OBJECTIVE
Reply with nothing except the number of lines that contain the word "Kletke".

DATA ROWS
::::::::::

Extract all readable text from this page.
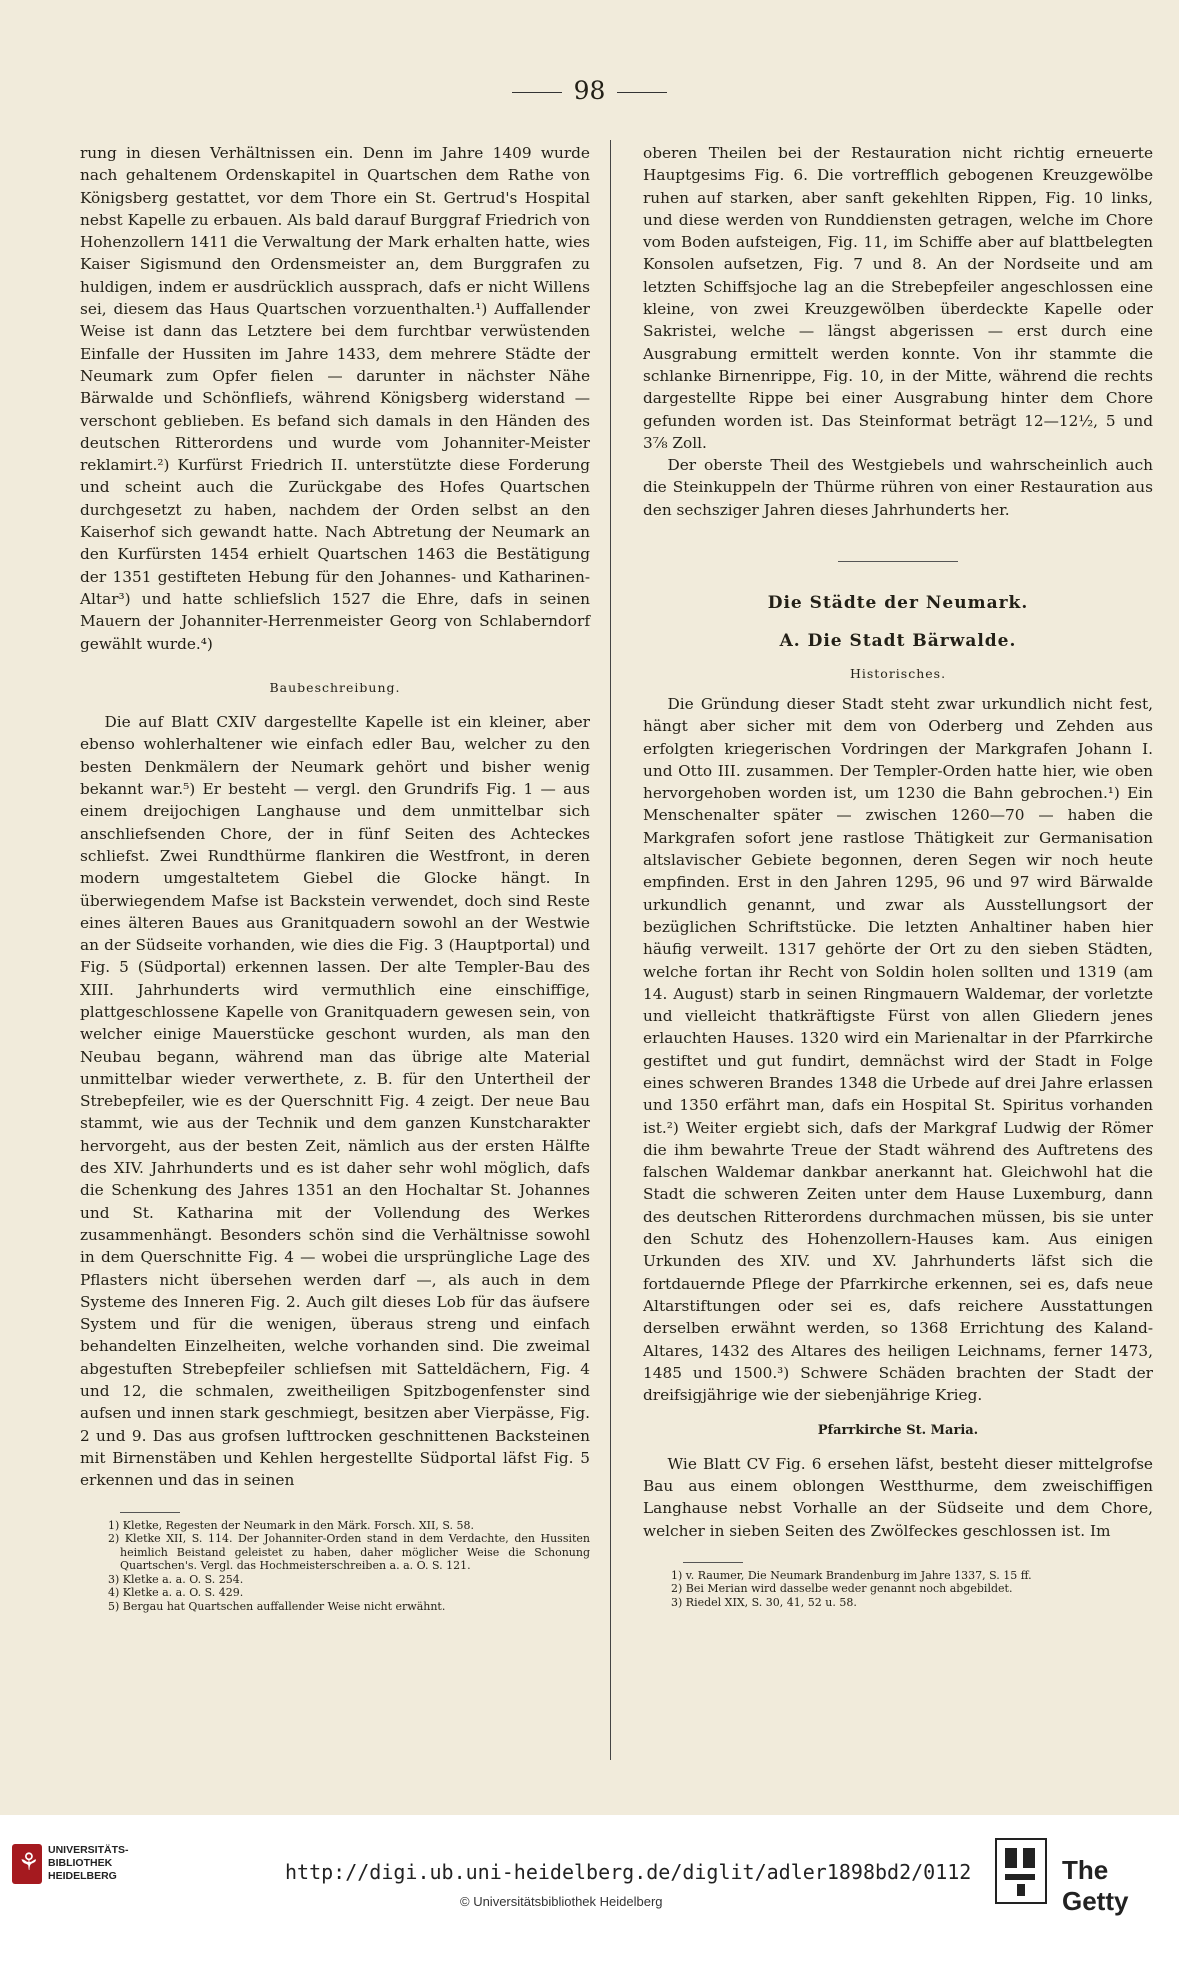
98

rung in diesen Verhältnissen ein. Denn im Jahre 1409 wurde nach gehaltenem Ordenskapitel in Quartschen dem Rathe von Königsberg gestattet, vor dem Thore ein St. Gertrud's Hospital nebst Kapelle zu erbauen. Als bald darauf Burggraf Friedrich von Hohenzollern 1411 die Verwaltung der Mark erhalten hatte, wies Kaiser Sigismund den Ordensmeister an, dem Burggrafen zu huldigen, indem er ausdrücklich aussprach, dafs er nicht Willens sei, diesem das Haus Quartschen vorzuenthalten.¹) Auffallender Weise ist dann das Letztere bei dem furchtbar verwüstenden Einfalle der Hussiten im Jahre 1433, dem mehrere Städte der Neumark zum Opfer fielen — darunter in nächster Nähe Bärwalde und Schönfliefs, während Königsberg widerstand — verschont geblieben. Es befand sich damals in den Händen des deutschen Ritterordens und wurde vom Johanniter-Meister reklamirt.²) Kurfürst Friedrich II. unterstützte diese Forderung und scheint auch die Zurückgabe des Hofes Quartschen durchgesetzt zu haben, nachdem der Orden selbst an den Kaiserhof sich gewandt hatte. Nach Abtretung der Neumark an den Kurfürsten 1454 erhielt Quartschen 1463 die Bestätigung der 1351 gestifteten Hebung für den Johannes- und Katharinen-Altar³) und hatte schliefslich 1527 die Ehre, dafs in seinen Mauern der Johanniter-Herrenmeister Georg von Schlaberndorf gewählt wurde.⁴)

Baubeschreibung.

Die auf Blatt CXIV dargestellte Kapelle ist ein kleiner, aber ebenso wohlerhaltener wie einfach edler Bau, welcher zu den besten Denkmälern der Neumark gehört und bisher wenig bekannt war.⁵) Er besteht — vergl. den Grundrifs Fig. 1 — aus einem dreijochigen Langhause und dem unmittelbar sich anschliefsenden Chore, der in fünf Seiten des Achteckes schliefst. Zwei Rundthürme flankiren die Westfront, in deren modern umgestaltetem Giebel die Glocke hängt. In überwiegendem Mafse ist Backstein verwendet, doch sind Reste eines älteren Baues aus Granitquadern sowohl an der Westwie an der Südseite vorhanden, wie dies die Fig. 3 (Hauptportal) und Fig. 5 (Südportal) erkennen lassen. Der alte Templer-Bau des XIII. Jahrhunderts wird vermuthlich eine einschiffige, plattgeschlossene Kapelle von Granitquadern gewesen sein, von welcher einige Mauerstücke geschont wurden, als man den Neubau begann, während man das übrige alte Material unmittelbar wieder verwerthete, z. B. für den Untertheil der Strebepfeiler, wie es der Querschnitt Fig. 4 zeigt. Der neue Bau stammt, wie aus der Technik und dem ganzen Kunstcharakter hervorgeht, aus der besten Zeit, nämlich aus der ersten Hälfte des XIV. Jahrhunderts und es ist daher sehr wohl möglich, dafs die Schenkung des Jahres 1351 an den Hochaltar St. Johannes und St. Katharina mit der Vollendung des Werkes zusammenhängt. Besonders schön sind die Verhältnisse sowohl in dem Querschnitte Fig. 4 — wobei die ursprüngliche Lage des Pflasters nicht übersehen werden darf —, als auch in dem Systeme des Inneren Fig. 2. Auch gilt dieses Lob für das äufsere System und für die wenigen, überaus streng und einfach behandelten Einzelheiten, welche vorhanden sind. Die zweimal abgestuften Strebepfeiler schliefsen mit Satteldächern, Fig. 4 und 12, die schmalen, zweitheiligen Spitzbogenfenster sind aufsen und innen stark geschmiegt, besitzen aber Vierpässe, Fig. 2 und 9. Das aus grofsen lufttrocken geschnittenen Backsteinen mit Birnenstäben und Kehlen hergestellte Südportal läfst Fig. 5 erkennen und das in seinen

1) Kletke, Regesten der Neumark in den Märk. Forsch. XII, S. 58.
2) Kletke XII, S. 114. Der Johanniter-Orden stand in dem Verdachte, den Hussiten heimlich Beistand geleistet zu haben, daher möglicher Weise die Schonung Quartschen's. Vergl. das Hochmeisterschreiben a. a. O. S. 121.
3) Kletke a. a. O. S. 254.
4) Kletke a. a. O. S. 429.
5) Bergau hat Quartschen auffallender Weise nicht erwähnt.

oberen Theilen bei der Restauration nicht richtig erneuerte Hauptgesims Fig. 6. Die vortrefflich gebogenen Kreuzgewölbe ruhen auf starken, aber sanft gekehlten Rippen, Fig. 10 links, und diese werden von Runddiensten getragen, welche im Chore vom Boden aufsteigen, Fig. 11, im Schiffe aber auf blattbelegten Konsolen aufsetzen, Fig. 7 und 8. An der Nordseite und am letzten Schiffsjoche lag an die Strebepfeiler angeschlossen eine kleine, von zwei Kreuzgewölben überdeckte Kapelle oder Sakristei, welche — längst abgerissen — erst durch eine Ausgrabung ermittelt werden konnte. Von ihr stammte die schlanke Birnenrippe, Fig. 10, in der Mitte, während die rechts dargestellte Rippe bei einer Ausgrabung hinter dem Chore gefunden worden ist. Das Steinformat beträgt 12—12½, 5 und 3⅞ Zoll.

Der oberste Theil des Westgiebels und wahrscheinlich auch die Steinkuppeln der Thürme rühren von einer Restauration aus den sechsziger Jahren dieses Jahrhunderts her.

Die Städte der Neumark.
A. Die Stadt Bärwalde.
Historisches.

Die Gründung dieser Stadt steht zwar urkundlich nicht fest, hängt aber sicher mit dem von Oderberg und Zehden aus erfolgten kriegerischen Vordringen der Markgrafen Johann I. und Otto III. zusammen. Der Templer-Orden hatte hier, wie oben hervorgehoben worden ist, um 1230 die Bahn gebrochen.¹) Ein Menschenalter später — zwischen 1260—70 — haben die Markgrafen sofort jene rastlose Thätigkeit zur Germanisation altslavischer Gebiete begonnen, deren Segen wir noch heute empfinden. Erst in den Jahren 1295, 96 und 97 wird Bärwalde urkundlich genannt, und zwar als Ausstellungsort der bezüglichen Schriftstücke. Die letzten Anhaltiner haben hier häufig verweilt. 1317 gehörte der Ort zu den sieben Städten, welche fortan ihr Recht von Soldin holen sollten und 1319 (am 14. August) starb in seinen Ringmauern Waldemar, der vorletzte und vielleicht thatkräftigste Fürst von allen Gliedern jenes erlauchten Hauses. 1320 wird ein Marienaltar in der Pfarrkirche gestiftet und gut fundirt, demnächst wird der Stadt in Folge eines schweren Brandes 1348 die Urbede auf drei Jahre erlassen und 1350 erfährt man, dafs ein Hospital St. Spiritus vorhanden ist.²) Weiter ergiebt sich, dafs der Markgraf Ludwig der Römer die ihm bewahrte Treue der Stadt während des Auftretens des falschen Waldemar dankbar anerkannt hat. Gleichwohl hat die Stadt die schweren Zeiten unter dem Hause Luxemburg, dann des deutschen Ritterordens durchmachen müssen, bis sie unter den Schutz des Hohenzollern-Hauses kam. Aus einigen Urkunden des XIV. und XV. Jahrhunderts läfst sich die fortdauernde Pflege der Pfarrkirche erkennen, sei es, dafs neue Altarstiftungen oder sei es, dafs reichere Ausstattungen derselben erwähnt werden, so 1368 Errichtung des Kaland-Altares, 1432 des Altares des heiligen Leichnams, ferner 1473, 1485 und 1500.³) Schwere Schäden brachten der Stadt der dreifsigjährige wie der siebenjährige Krieg.

Pfarrkirche St. Maria.

Wie Blatt CV Fig. 6 ersehen läfst, besteht dieser mittelgrofse Bau aus einem oblongen Westthurme, dem zweischiffigen Langhause nebst Vorhalle an der Südseite und dem Chore, welcher in sieben Seiten des Zwölfeckes geschlossen ist. Im

1) v. Raumer, Die Neumark Brandenburg im Jahre 1337, S. 15 ff.
2) Bei Merian wird dasselbe weder genannt noch abgebildet.
3) Riedel XIX, S. 30, 41, 52 u. 58.
⚘ UNIVERSITÄTS-
BIBLIOTHEK
HEIDELBERG	http://digi.ub.uni-heidelberg.de/diglit/adler1898bd2/0112
© Universitätsbibliothek Heidelberg
The Getty
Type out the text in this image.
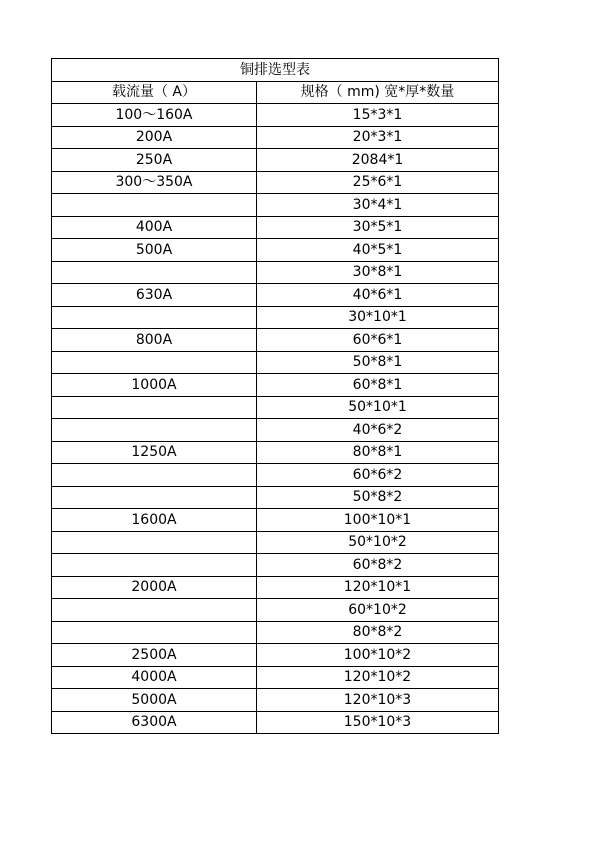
铜排选型表	
载流量（ A）	规格（ mm) 宽*厚*数量
100～160A	15*3*1
200A	20*3*1
250A	2084*1
300～350A	25*6*1
	30*4*1
400A	30*5*1
500A	40*5*1
	30*8*1
630A	40*6*1
	30*10*1
800A	60*6*1
	50*8*1
1000A	60*8*1
	50*10*1
	40*6*2
1250A	80*8*1
	60*6*2
	50*8*2
1600A	100*10*1
	50*10*2
	60*8*2
2000A	120*10*1
	60*10*2
	80*8*2
2500A	100*10*2
4000A	120*10*2
5000A	120*10*3
6300A	150*10*3
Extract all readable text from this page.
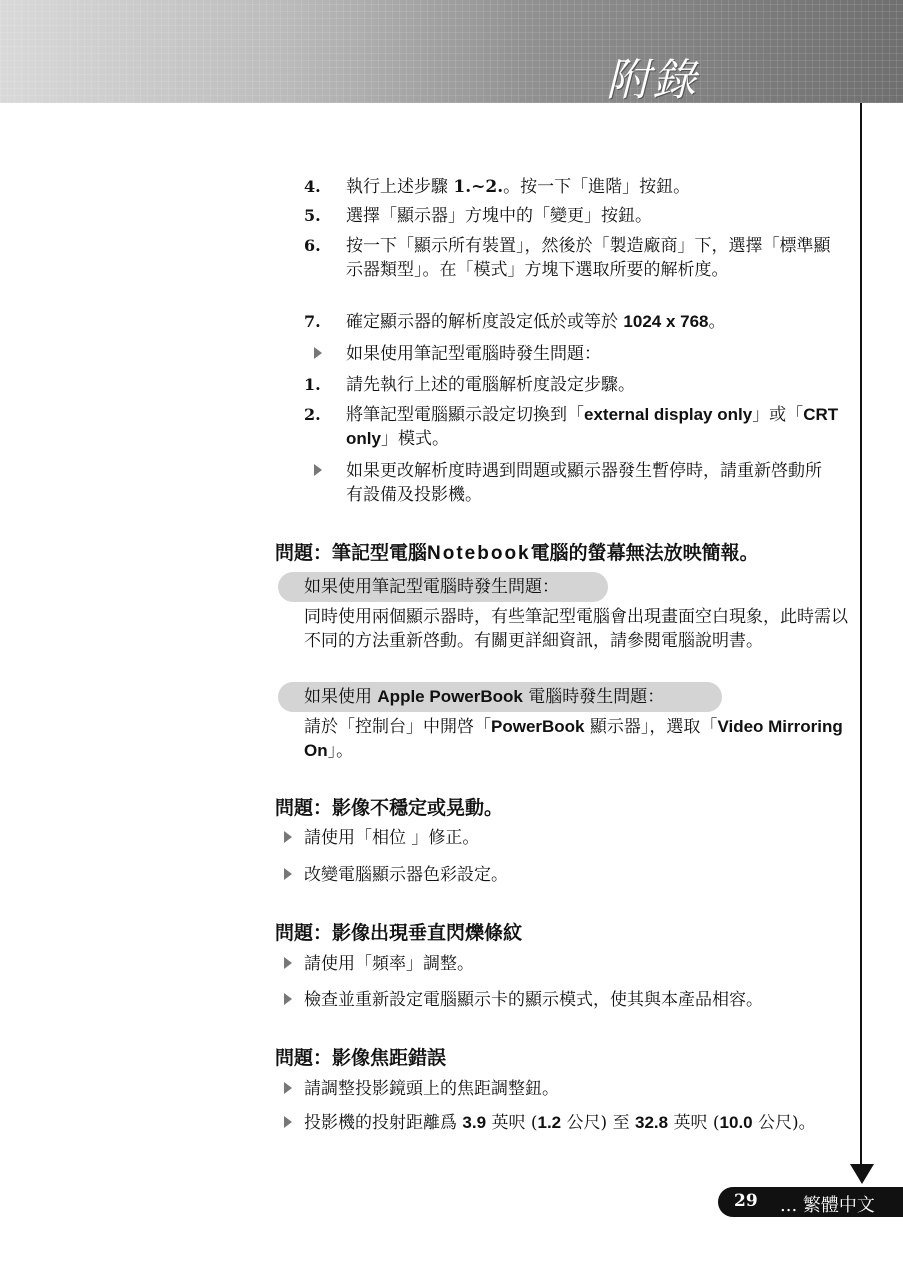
附錄
4. 執行上述步驟 1.~2.。按一下「進階」按鈕。
5. 選擇「顯示器」方塊中的「變更」按鈕。
6. 按一下「顯示所有裝置」，然後於「製造廠商」下，選擇「標準顯示器類型」。在「模式」方塊下選取所要的解析度。
7. 確定顯示器的解析度設定低於或等於 1024 x 768。
如果使用筆記型電腦時發生問題：
1. 請先執行上述的電腦解析度設定步驟。
2. 將筆記型電腦顯示設定切換到「external display only」或「CRT only」模式。
如果更改解析度時遇到問題或顯示器發生暫停時，請重新啓動所有設備及投影機。
問題：筆記型電腦Notebook電腦的螢幕無法放映簡報。
如果使用筆記型電腦時發生問題：
同時使用兩個顯示器時，有些筆記型電腦會出現畫面空白現象，此時需以不同的方法重新啓動。有關更詳細資訊，請參閱電腦說明書。
如果使用 Apple PowerBook 電腦時發生問題：
請於「控制台」中開啓「PowerBook 顯示器」，選取「Video Mirroring On」。
問題：影像不穩定或晃動。
請使用「相位 」修正。
改變電腦顯示器色彩設定。
問題：影像出現垂直閃爍條紋
請使用「頻率」調整。
檢查並重新設定電腦顯示卡的顯示模式，使其與本產品相容。
問題：影像焦距錯誤
請調整投影鏡頭上的焦距調整鈕。
投影機的投射距離爲 3.9 英呎 (1.2 公尺) 至 32.8 英呎 (10.0 公尺)。
29 ... 繁體中文
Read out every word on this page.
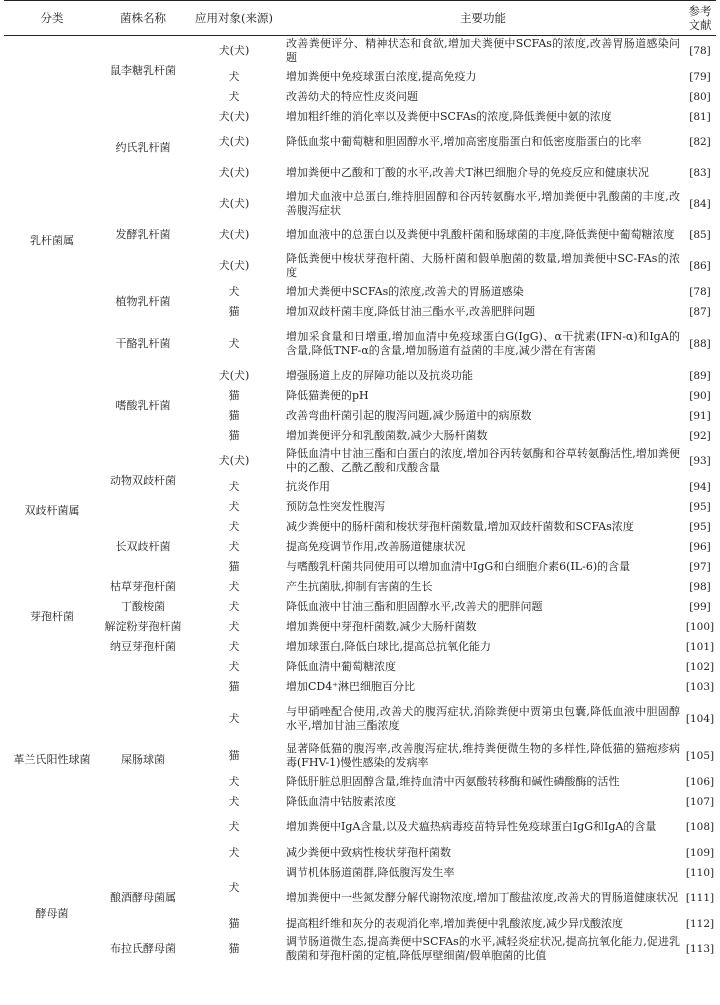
分类	菌株名称	应用对象(来源)	主要功能	参考
文献
乳杆菌属	鼠李糖乳杆菌	犬(犬)	改善粪便评分、精神状态和食欲,增加犬粪便中SCFAs的浓度,改善胃肠道感染问题	[78]
		犬	增加粪便中免疫球蛋白浓度,提高免疫力	[79]
		犬	改善幼犬的特应性皮炎问题	[80]
	约氏乳杆菌	犬(犬)	增加粗纤维的消化率以及粪便中SCFAs的浓度,降低粪便中氨的浓度	[81]
		犬(犬)	降低血浆中葡萄糖和胆固醇水平,增加高密度脂蛋白和低密度脂蛋白的比率	[82]
		犬(犬)	增加粪便中乙酸和丁酸的水平,改善犬T淋巴细胞介导的免疫反应和健康状况	[83]
	发酵乳杆菌	犬(犬)	增加犬血液中总蛋白,维持胆固醇和谷丙转氨酶水平,增加粪便中乳酸菌的丰度,改善腹泻症状	[84]
		犬(犬)	增加血液中的总蛋白以及粪便中乳酸杆菌和肠球菌的丰度,降低粪便中葡萄糖浓度	[85]
		犬(犬)	降低粪便中梭状芽孢杆菌、大肠杆菌和假单胞菌的数量,增加粪便中SC-FAs的浓度	[86]
	植物乳杆菌	犬	增加犬粪便中SCFAs的浓度,改善犬的胃肠道感染	[78]
		猫	增加双歧杆菌丰度,降低甘油三酯水平,改善肥胖问题	[87]
	干酪乳杆菌	犬	增加采食量和日增重,增加血清中免疫球蛋白G(IgG)、α干扰素(IFN-α)和IgA的含量,降低TNF-α的含量,增加肠道有益菌的丰度,减少潜在有害菌	[88]
	嗜酸乳杆菌	犬(犬)	增强肠道上皮的屏障功能以及抗炎功能	[89]
		猫	降低猫粪便的pH	[90]
		猫	改善弯曲杆菌引起的腹泻问题,减少肠道中的病原数	[91]
		猫	增加粪便评分和乳酸菌数,减少大肠杆菌数	[92]
双歧杆菌属	动物双歧杆菌	犬(犬)	降低血清中甘油三酯和白蛋白的浓度,增加谷丙转氨酶和谷草转氨酶活性,增加粪便中的乙酸、乙酰乙酸和戊酸含量	[93]
		犬	抗炎作用	[94]
		犬	预防急性突发性腹泻	[95]
	长双歧杆菌	犬	减少粪便中的肠杆菌和梭状芽孢杆菌数量,增加双歧杆菌数和SCFAs浓度	[95]
		犬	提高免疫调节作用,改善肠道健康状况	[96]
		猫	与嗜酸乳杆菌共同使用可以增加血清中IgG和白细胞介素6(IL-6)的含量	[97]
芽孢杆菌	枯草芽孢杆菌	犬	产生抗菌肽,抑制有害菌的生长	[98]
	丁酸梭菌	犬	降低血液中甘油三酯和胆固醇水平,改善犬的肥胖问题	[99]
	解淀粉芽孢杆菌	犬	增加粪便中芽孢杆菌数,减少大肠杆菌数	[100]
	纳豆芽孢杆菌	犬	增加球蛋白,降低白球比,提高总抗氧化能力	[101]
革兰氏阳性球菌	屎肠球菌	犬	降低血清中葡萄糖浓度	[102]
		猫	增加CD4⁺淋巴细胞百分比	[103]
		犬	与甲硝唑配合使用,改善犬的腹泻症状,消除粪便中贾第虫包囊,降低血液中胆固醇水平,增加甘油三酯浓度	[104]
		猫	显著降低猫的腹泻率,改善腹泻症状,维持粪便微生物的多样性,降低猫的猫疱疹病毒(FHV-1)慢性感染的发病率	[105]
		犬	降低肝脏总胆固醇含量,维持血清中丙氨酸转移酶和碱性磷酸酶的活性	[106]
		犬	降低血清中钴胺素浓度	[107]
		犬	增加粪便中IgA含量,以及犬瘟热病毒疫苗特异性免疫球蛋白IgG和IgA的含量	[108]
		犬	减少粪便中致病性梭状芽孢杆菌数	[109]
酵母菌	酿酒酵母菌属	犬	调节机体肠道菌群,降低腹泻发生率	[110]
			增加粪便中一些氮发酵分解代谢物浓度,增加丁酸盐浓度,改善犬的胃肠道健康状况	[111]
		猫	提高粗纤维和灰分的表观消化率,增加粪便中乳酸浓度,减少异戊酸浓度	[112]
	布拉氏酵母菌	猫	调节肠道微生态,提高粪便中SCFAs的水平,减轻炎症状况,提高抗氧化能力,促进乳酸菌和芽孢杆菌的定植,降低厚壁细菌/假单胞菌的比值	[113]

::::::::::

OUTPUT BELOW
4